Exercise aim »
Check each line of the material below for "this", then copy the ones that contain it.

** START **

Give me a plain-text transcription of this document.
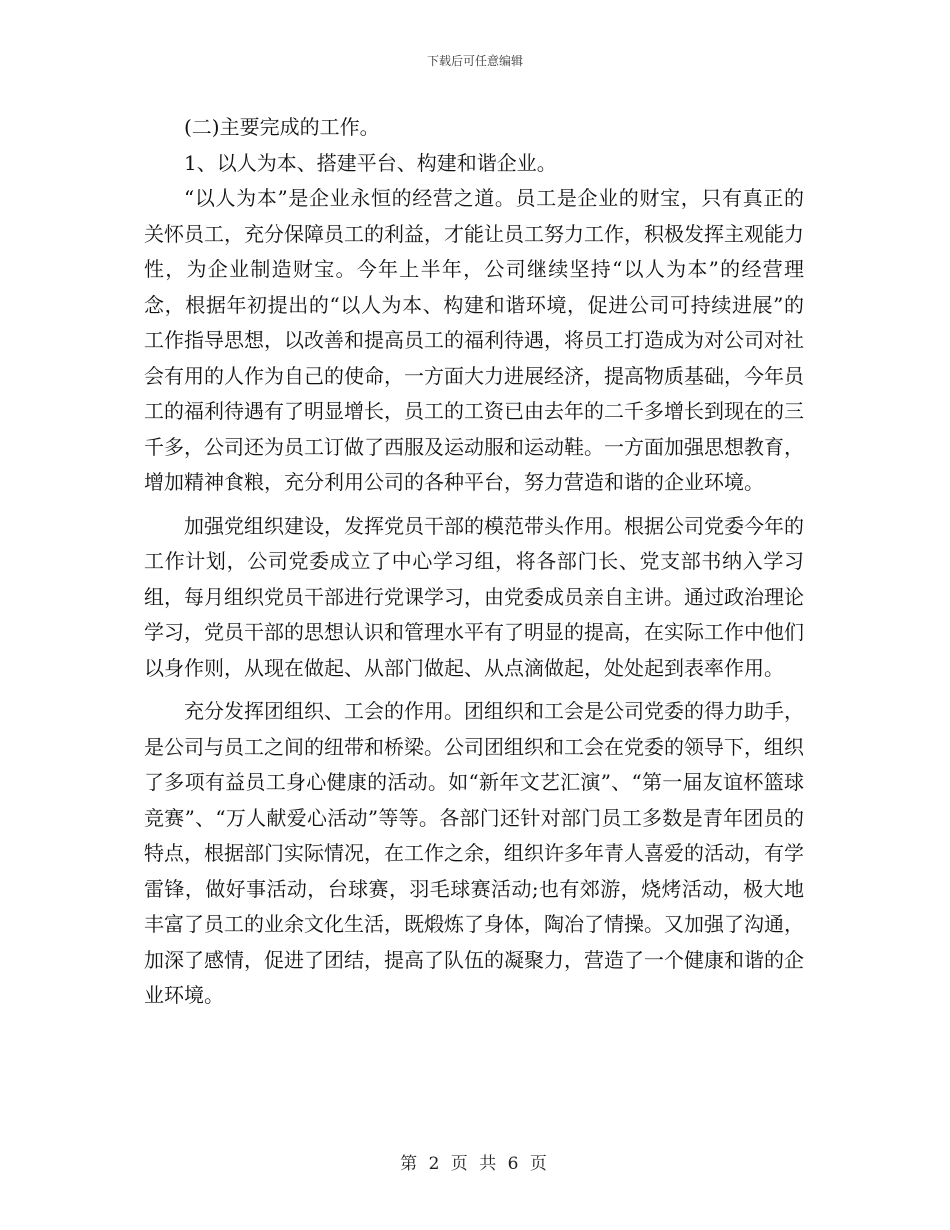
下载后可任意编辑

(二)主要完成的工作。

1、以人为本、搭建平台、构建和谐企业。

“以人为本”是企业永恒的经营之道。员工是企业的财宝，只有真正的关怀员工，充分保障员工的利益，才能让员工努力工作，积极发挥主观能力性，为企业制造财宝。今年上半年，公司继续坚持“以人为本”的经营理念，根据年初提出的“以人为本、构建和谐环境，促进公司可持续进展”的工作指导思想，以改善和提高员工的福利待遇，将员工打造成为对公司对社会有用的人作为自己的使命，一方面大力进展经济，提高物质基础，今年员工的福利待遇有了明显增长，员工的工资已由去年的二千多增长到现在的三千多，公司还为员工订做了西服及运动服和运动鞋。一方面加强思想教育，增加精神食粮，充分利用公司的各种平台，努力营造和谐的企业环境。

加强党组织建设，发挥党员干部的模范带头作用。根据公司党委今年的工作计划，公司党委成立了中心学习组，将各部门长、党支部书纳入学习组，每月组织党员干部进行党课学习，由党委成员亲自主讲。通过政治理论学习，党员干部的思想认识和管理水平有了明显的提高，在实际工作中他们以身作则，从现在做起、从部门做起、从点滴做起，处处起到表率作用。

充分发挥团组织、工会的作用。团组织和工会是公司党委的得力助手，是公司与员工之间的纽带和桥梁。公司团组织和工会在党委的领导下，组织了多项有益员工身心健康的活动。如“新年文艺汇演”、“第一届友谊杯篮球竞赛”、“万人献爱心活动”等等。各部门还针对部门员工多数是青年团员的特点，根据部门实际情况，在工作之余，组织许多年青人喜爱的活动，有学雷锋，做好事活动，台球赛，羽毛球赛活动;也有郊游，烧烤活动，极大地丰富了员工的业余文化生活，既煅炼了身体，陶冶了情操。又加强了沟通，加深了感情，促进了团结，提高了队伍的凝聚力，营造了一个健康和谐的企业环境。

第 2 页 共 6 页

** END **
** START **

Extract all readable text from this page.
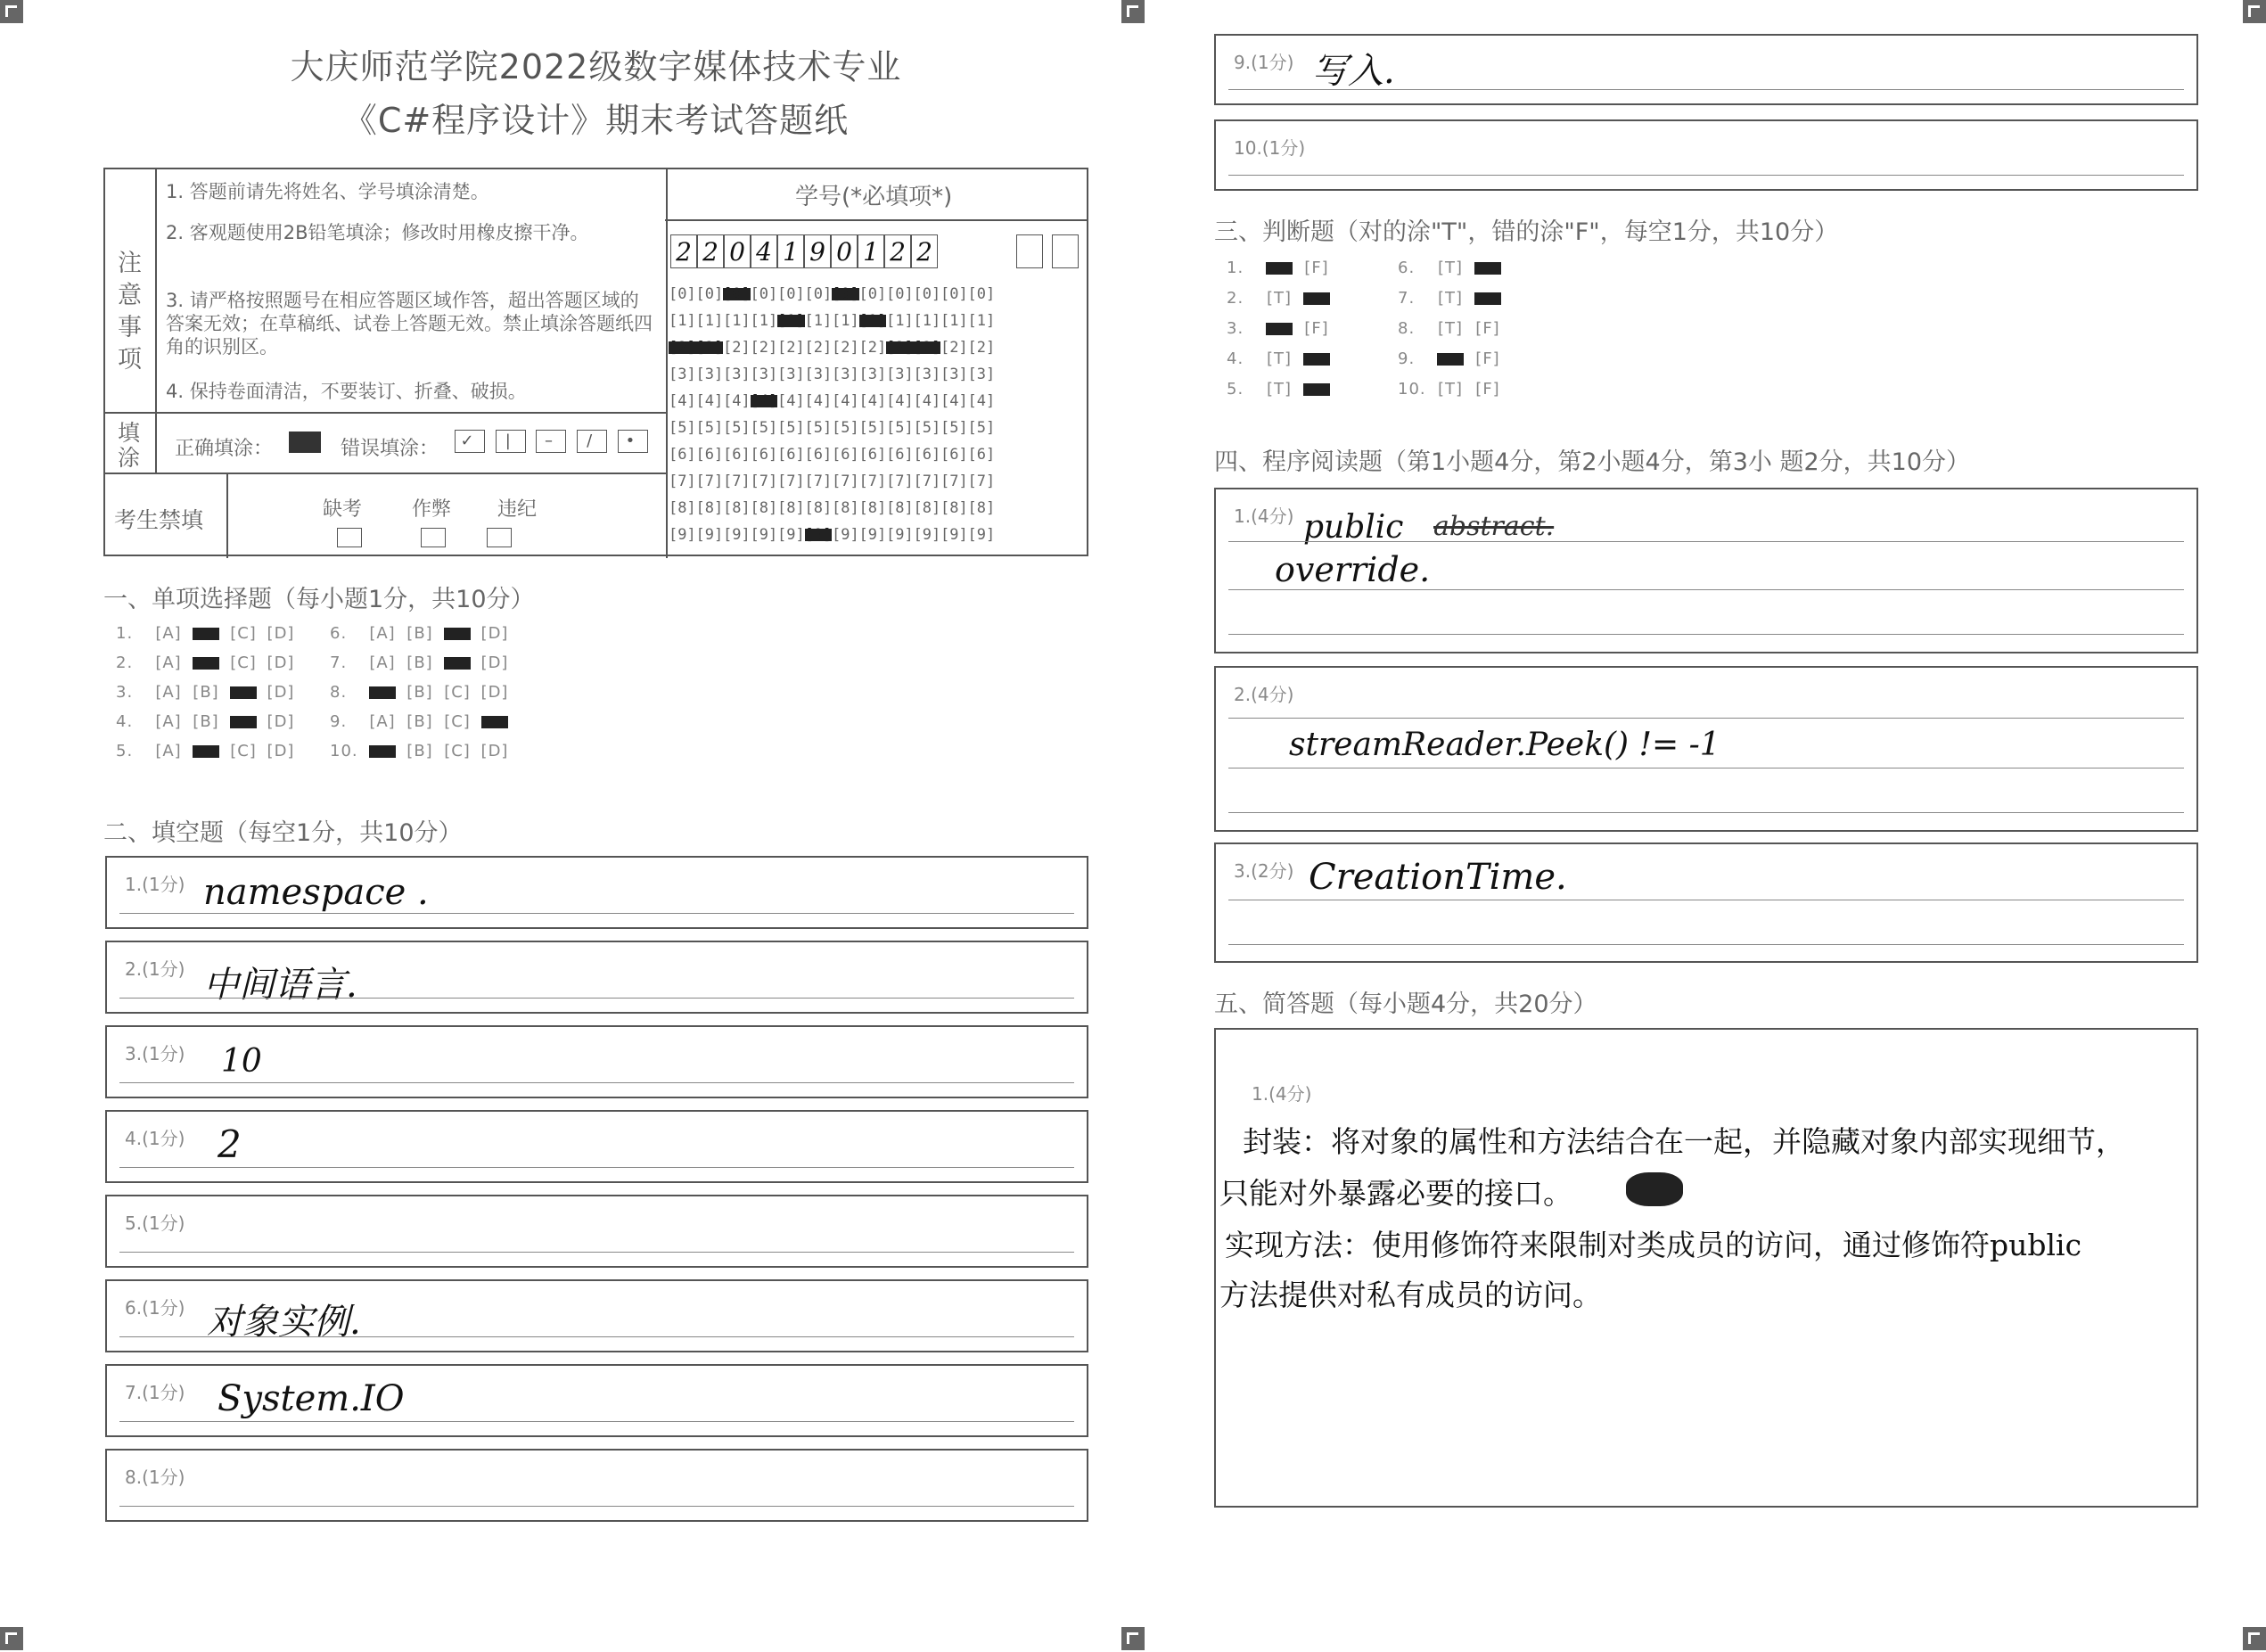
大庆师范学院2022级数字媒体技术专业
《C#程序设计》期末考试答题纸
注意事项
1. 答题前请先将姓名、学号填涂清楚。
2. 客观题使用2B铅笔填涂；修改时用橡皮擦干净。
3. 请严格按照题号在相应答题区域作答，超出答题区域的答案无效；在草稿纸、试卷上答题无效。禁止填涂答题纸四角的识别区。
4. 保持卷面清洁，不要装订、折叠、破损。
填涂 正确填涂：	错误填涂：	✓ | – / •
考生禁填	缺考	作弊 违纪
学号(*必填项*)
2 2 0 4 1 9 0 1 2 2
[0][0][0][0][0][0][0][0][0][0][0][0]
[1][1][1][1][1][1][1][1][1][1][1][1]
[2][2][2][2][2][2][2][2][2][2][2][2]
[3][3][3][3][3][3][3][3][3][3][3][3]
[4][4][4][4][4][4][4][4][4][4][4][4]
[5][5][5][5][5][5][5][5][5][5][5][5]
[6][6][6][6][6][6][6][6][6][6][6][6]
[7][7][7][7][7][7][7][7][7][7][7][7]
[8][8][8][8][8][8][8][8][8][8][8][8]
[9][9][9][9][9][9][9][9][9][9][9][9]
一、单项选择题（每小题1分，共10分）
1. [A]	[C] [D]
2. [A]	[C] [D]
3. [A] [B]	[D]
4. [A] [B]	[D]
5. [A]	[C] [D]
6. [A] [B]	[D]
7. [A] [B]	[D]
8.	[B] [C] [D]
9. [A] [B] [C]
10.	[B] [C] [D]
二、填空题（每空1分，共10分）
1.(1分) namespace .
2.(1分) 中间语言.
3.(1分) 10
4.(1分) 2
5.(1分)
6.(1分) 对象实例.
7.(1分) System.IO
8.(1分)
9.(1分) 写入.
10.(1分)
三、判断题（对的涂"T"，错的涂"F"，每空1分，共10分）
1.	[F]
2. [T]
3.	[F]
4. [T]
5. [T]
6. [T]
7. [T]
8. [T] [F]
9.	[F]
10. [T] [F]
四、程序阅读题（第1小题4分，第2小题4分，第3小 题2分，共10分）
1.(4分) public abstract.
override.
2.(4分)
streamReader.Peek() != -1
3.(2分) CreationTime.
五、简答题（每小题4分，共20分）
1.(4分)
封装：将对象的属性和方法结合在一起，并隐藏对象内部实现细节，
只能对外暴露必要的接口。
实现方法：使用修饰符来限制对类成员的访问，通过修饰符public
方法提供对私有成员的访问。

** END **

The reply »
Give me a plain-text transcription of this document.
Extract all readable text from this page.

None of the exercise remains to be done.